(Saved data entries)
-.-.-

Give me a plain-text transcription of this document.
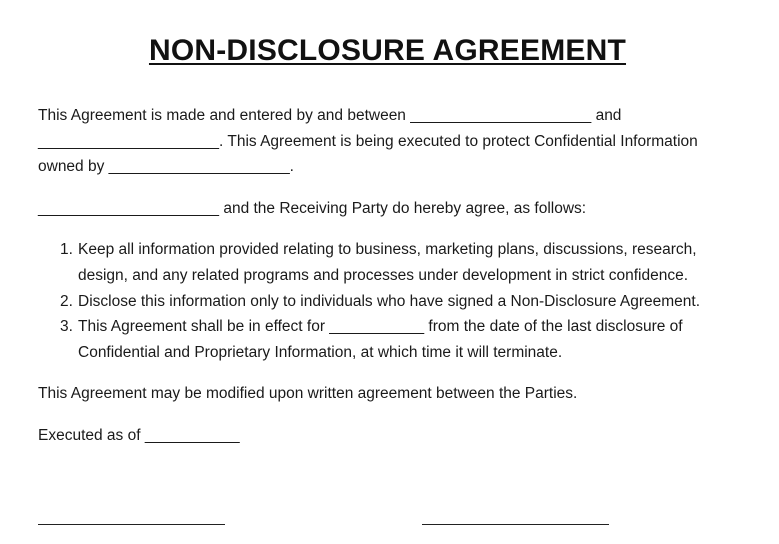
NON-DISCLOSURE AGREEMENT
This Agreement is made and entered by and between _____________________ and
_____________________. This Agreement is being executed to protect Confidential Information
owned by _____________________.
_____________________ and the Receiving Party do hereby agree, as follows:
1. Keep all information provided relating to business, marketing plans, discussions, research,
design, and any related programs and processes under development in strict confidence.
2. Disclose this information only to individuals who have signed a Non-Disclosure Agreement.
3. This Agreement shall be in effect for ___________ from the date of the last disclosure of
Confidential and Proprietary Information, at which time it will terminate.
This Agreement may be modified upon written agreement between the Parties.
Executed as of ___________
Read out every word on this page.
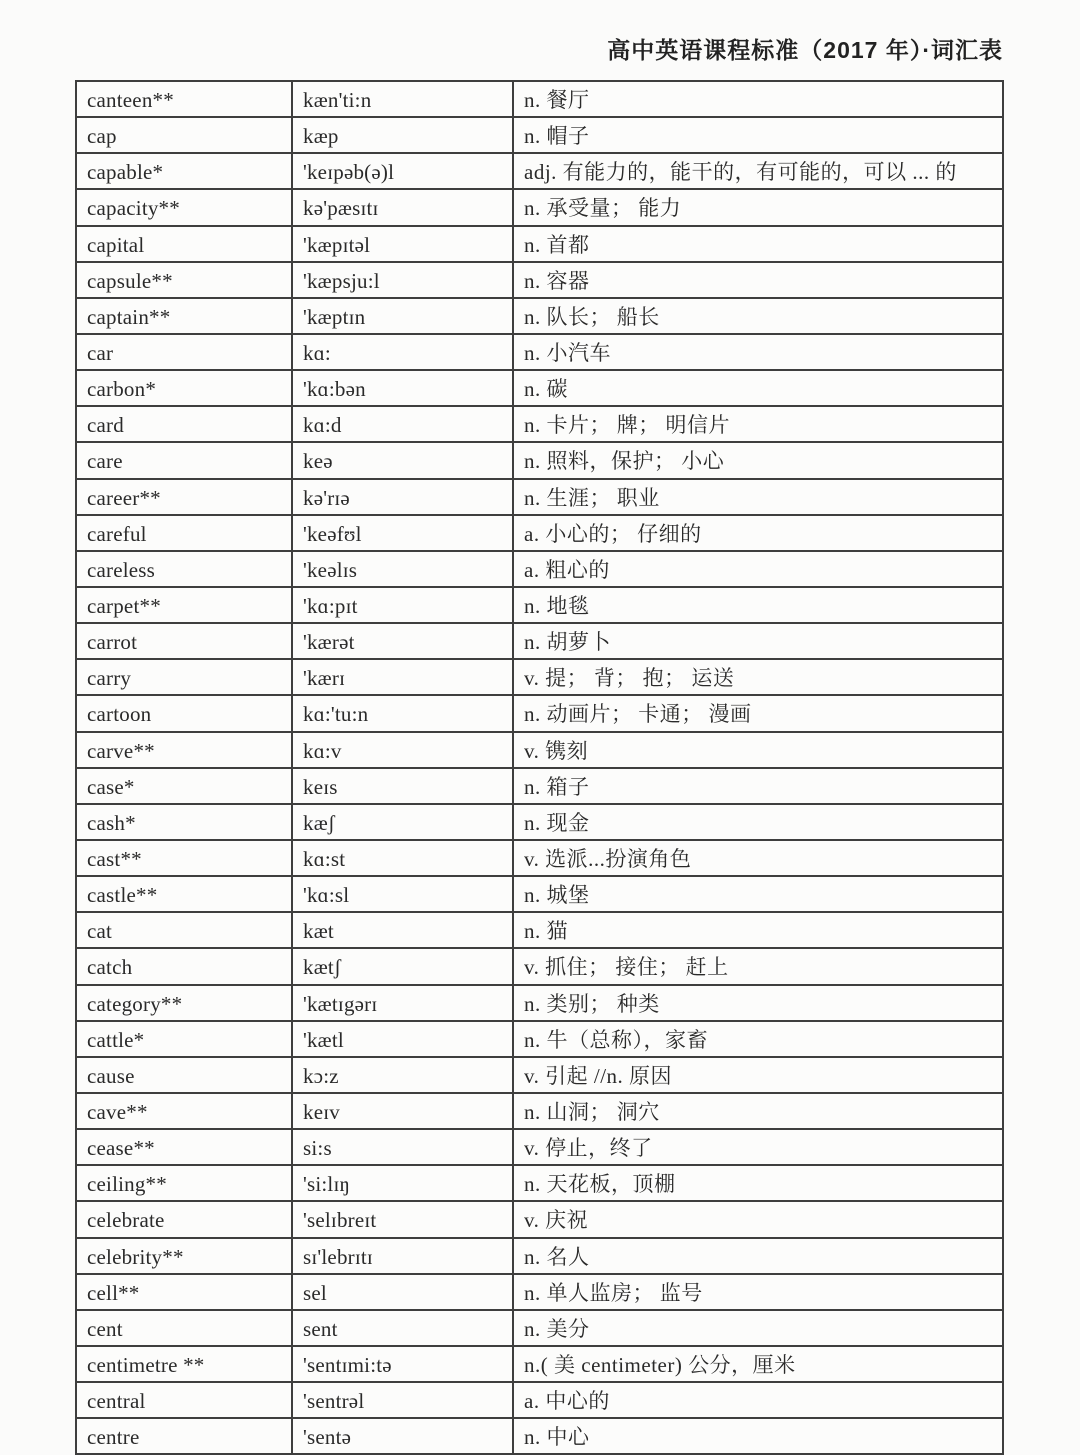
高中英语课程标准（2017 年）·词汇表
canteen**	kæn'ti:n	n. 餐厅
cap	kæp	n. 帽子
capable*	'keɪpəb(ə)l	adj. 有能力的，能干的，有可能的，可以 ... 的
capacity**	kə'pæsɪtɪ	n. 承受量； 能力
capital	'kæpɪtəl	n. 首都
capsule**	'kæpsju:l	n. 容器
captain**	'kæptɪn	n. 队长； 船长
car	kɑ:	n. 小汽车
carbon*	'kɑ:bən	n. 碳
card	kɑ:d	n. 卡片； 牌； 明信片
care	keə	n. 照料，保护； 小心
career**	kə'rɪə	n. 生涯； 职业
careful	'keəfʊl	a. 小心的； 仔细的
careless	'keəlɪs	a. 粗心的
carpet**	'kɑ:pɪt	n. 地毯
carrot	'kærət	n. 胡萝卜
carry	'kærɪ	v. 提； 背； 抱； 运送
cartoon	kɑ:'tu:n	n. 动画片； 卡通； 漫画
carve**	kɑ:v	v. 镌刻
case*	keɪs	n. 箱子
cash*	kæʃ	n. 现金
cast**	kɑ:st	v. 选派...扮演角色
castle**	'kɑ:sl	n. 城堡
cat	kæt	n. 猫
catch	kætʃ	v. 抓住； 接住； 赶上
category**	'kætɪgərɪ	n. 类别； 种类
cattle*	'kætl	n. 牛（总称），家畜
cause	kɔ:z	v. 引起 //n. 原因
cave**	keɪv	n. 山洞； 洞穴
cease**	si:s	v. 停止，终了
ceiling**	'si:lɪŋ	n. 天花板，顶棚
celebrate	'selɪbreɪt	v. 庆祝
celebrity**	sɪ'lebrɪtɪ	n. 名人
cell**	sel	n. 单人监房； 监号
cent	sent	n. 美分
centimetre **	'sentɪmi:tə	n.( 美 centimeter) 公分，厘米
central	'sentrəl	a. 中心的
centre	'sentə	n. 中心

-.-.-

- _The problem_:
For each line of the entries that includes "Confidential", show that line.

- _Response for this exercise_:
_____________________. This Agreement is being executed to protect Confidential Information
Confidential and Proprietary Information, at which time it will terminate.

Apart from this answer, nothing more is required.